**The exercise:**
Identify the lines that contain the word "path", then copy them.

**A block of data:**
____

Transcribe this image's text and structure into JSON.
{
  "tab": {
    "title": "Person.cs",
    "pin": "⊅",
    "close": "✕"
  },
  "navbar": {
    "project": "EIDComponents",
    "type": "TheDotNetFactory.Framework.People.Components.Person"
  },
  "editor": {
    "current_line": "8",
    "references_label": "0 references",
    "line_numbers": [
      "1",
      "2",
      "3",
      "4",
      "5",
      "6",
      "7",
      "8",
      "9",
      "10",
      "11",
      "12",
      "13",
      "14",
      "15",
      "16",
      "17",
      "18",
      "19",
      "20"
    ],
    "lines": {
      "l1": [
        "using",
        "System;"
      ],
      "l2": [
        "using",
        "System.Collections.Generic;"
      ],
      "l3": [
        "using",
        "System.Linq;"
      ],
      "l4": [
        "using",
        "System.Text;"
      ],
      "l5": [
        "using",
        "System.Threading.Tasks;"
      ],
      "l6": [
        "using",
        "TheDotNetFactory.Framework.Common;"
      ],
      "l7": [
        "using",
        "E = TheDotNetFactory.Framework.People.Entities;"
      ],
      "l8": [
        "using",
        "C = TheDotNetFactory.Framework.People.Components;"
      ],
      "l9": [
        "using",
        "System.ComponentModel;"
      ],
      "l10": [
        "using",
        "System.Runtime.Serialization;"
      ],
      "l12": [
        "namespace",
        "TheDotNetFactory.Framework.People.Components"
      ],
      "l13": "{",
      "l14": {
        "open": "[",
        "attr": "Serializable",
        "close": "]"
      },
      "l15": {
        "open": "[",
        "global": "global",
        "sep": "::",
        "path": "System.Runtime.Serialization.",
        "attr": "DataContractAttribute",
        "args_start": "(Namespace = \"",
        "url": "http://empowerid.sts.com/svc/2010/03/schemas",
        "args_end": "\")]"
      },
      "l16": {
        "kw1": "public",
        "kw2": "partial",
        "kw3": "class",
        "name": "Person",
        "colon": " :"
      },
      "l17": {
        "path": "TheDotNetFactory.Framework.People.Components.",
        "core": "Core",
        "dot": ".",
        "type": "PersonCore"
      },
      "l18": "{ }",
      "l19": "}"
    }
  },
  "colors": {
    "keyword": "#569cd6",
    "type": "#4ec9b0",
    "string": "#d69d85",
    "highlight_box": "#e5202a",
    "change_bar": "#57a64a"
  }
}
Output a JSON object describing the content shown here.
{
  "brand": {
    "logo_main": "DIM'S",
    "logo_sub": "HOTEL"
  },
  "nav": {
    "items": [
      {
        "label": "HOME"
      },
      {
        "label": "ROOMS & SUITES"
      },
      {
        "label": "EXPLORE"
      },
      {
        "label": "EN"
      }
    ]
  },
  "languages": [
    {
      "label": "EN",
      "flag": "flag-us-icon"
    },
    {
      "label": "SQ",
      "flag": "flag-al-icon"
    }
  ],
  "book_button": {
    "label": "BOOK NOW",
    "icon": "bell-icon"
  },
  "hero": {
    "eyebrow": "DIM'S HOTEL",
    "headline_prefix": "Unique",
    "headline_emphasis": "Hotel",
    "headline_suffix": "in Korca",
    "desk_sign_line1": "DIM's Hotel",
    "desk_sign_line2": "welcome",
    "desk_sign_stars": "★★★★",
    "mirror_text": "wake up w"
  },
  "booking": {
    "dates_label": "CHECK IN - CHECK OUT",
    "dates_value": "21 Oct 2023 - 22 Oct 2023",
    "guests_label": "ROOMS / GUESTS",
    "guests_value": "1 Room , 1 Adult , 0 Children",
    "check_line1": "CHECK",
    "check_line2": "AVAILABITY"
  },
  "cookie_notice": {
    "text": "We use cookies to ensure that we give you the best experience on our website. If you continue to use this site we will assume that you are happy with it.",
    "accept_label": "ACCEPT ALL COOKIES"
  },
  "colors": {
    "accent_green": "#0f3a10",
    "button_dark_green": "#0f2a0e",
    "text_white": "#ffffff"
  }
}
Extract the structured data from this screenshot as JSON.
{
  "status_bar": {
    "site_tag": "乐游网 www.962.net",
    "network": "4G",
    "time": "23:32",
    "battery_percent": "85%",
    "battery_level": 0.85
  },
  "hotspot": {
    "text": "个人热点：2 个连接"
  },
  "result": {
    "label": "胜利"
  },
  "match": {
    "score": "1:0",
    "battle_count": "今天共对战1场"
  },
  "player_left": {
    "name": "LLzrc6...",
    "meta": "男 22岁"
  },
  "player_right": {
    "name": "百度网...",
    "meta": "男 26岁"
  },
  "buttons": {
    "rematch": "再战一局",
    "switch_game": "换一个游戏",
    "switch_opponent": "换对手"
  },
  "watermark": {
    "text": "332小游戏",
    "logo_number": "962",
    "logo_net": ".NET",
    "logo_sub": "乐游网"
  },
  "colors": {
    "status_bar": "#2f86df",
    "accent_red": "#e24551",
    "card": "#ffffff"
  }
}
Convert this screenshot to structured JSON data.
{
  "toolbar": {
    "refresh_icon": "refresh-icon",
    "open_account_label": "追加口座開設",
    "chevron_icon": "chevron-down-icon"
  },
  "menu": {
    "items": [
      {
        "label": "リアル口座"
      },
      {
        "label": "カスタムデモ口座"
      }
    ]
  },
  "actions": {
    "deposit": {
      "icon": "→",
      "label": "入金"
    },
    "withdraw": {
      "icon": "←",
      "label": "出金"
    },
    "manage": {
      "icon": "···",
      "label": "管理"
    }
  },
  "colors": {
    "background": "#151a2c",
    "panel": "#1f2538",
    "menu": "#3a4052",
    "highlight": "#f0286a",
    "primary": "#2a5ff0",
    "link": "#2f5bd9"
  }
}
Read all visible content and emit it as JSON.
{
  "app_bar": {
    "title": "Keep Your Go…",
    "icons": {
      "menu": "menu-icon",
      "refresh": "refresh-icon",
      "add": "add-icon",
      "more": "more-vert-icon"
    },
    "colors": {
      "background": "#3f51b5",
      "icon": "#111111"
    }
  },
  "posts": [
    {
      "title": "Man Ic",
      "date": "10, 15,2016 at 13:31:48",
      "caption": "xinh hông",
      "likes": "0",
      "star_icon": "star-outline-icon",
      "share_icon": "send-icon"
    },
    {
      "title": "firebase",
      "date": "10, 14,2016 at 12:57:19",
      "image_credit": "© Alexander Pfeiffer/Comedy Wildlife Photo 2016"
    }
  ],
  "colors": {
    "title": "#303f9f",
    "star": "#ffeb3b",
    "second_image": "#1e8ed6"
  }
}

____

**Result below:**
        "path": "System.Runtime.Serialization.",
        "path": "TheDotNetFactory.Framework.People.Components.",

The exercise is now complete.